- _To be done_:
Return all of the entries word for word, but omit the pictures they contain.

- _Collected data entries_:

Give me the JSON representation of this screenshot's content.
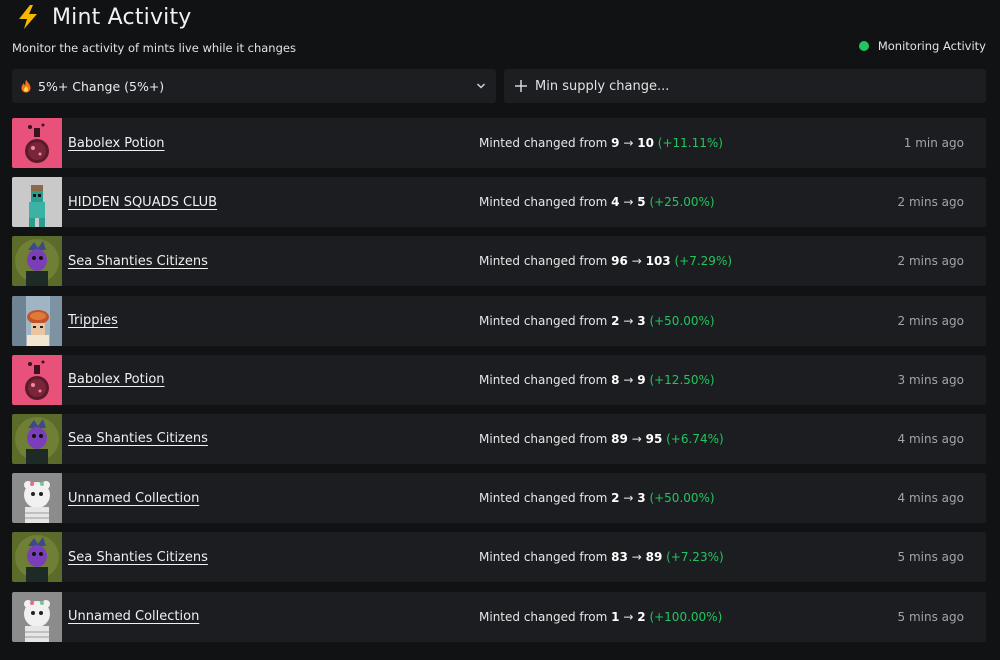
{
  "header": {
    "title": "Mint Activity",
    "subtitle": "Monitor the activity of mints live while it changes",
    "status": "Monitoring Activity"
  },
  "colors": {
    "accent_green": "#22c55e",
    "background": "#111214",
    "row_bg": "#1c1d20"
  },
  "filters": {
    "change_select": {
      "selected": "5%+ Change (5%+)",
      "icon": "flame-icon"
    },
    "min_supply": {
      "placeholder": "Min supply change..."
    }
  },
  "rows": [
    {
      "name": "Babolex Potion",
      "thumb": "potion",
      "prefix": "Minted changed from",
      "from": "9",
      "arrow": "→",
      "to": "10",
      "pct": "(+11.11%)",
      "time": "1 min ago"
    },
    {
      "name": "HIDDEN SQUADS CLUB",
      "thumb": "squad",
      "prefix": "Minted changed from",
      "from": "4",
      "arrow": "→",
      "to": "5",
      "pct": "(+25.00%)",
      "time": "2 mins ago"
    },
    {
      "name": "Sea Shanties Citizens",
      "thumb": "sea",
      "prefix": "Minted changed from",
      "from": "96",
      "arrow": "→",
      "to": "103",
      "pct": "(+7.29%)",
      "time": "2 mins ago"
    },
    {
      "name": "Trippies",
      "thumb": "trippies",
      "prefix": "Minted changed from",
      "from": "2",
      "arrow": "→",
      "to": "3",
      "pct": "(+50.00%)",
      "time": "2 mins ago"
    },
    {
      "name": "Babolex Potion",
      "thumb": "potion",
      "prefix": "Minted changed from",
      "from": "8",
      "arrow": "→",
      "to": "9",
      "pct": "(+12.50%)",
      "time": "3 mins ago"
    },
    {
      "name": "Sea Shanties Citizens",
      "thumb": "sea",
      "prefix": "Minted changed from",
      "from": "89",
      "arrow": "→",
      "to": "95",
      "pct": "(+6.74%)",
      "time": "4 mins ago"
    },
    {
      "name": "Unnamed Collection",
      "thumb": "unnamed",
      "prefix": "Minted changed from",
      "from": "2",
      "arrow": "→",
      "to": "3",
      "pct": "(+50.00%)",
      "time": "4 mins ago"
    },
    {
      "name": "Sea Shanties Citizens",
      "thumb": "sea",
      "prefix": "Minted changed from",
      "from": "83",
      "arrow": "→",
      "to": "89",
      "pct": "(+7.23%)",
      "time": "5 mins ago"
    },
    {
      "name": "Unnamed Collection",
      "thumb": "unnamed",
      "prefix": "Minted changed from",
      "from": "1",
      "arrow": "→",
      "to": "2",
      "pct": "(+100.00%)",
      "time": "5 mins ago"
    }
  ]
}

- _Solution for this task_:
Give me the JSON representation of this screenshot's content.
{
  "header": {
    "title": "Mint Activity",
    "subtitle": "Monitor the activity of mints live while it changes",
    "status": "Monitoring Activity"
  },
  "colors": {
    "accent_green": "#22c55e",
    "background": "#111214",
    "row_bg": "#1c1d20"
  },
  "filters": {
    "change_select": {
      "selected": "5%+ Change (5%+)",
      "icon": "flame-icon"
    },
    "min_supply": {
      "placeholder": "Min supply change..."
    }
  },
  "rows": [
    {
      "name": "Babolex Potion",
      "thumb": "potion",
      "prefix": "Minted changed from",
      "from": "9",
      "arrow": "→",
      "to": "10",
      "pct": "(+11.11%)",
      "time": "1 min ago"
    },
    {
      "name": "HIDDEN SQUADS CLUB",
      "thumb": "squad",
      "prefix": "Minted changed from",
      "from": "4",
      "arrow": "→",
      "to": "5",
      "pct": "(+25.00%)",
      "time": "2 mins ago"
    },
    {
      "name": "Sea Shanties Citizens",
      "thumb": "sea",
      "prefix": "Minted changed from",
      "from": "96",
      "arrow": "→",
      "to": "103",
      "pct": "(+7.29%)",
      "time": "2 mins ago"
    },
    {
      "name": "Trippies",
      "thumb": "trippies",
      "prefix": "Minted changed from",
      "from": "2",
      "arrow": "→",
      "to": "3",
      "pct": "(+50.00%)",
      "time": "2 mins ago"
    },
    {
      "name": "Babolex Potion",
      "thumb": "potion",
      "prefix": "Minted changed from",
      "from": "8",
      "arrow": "→",
      "to": "9",
      "pct": "(+12.50%)",
      "time": "3 mins ago"
    },
    {
      "name": "Sea Shanties Citizens",
      "thumb": "sea",
      "prefix": "Minted changed from",
      "from": "89",
      "arrow": "→",
      "to": "95",
      "pct": "(+6.74%)",
      "time": "4 mins ago"
    },
    {
      "name": "Unnamed Collection",
      "thumb": "unnamed",
      "prefix": "Minted changed from",
      "from": "2",
      "arrow": "→",
      "to": "3",
      "pct": "(+50.00%)",
      "time": "4 mins ago"
    },
    {
      "name": "Sea Shanties Citizens",
      "thumb": "sea",
      "prefix": "Minted changed from",
      "from": "83",
      "arrow": "→",
      "to": "89",
      "pct": "(+7.23%)",
      "time": "5 mins ago"
    },
    {
      "name": "Unnamed Collection",
      "thumb": "unnamed",
      "prefix": "Minted changed from",
      "from": "1",
      "arrow": "→",
      "to": "2",
      "pct": "(+100.00%)",
      "time": "5 mins ago"
    }
  ]
}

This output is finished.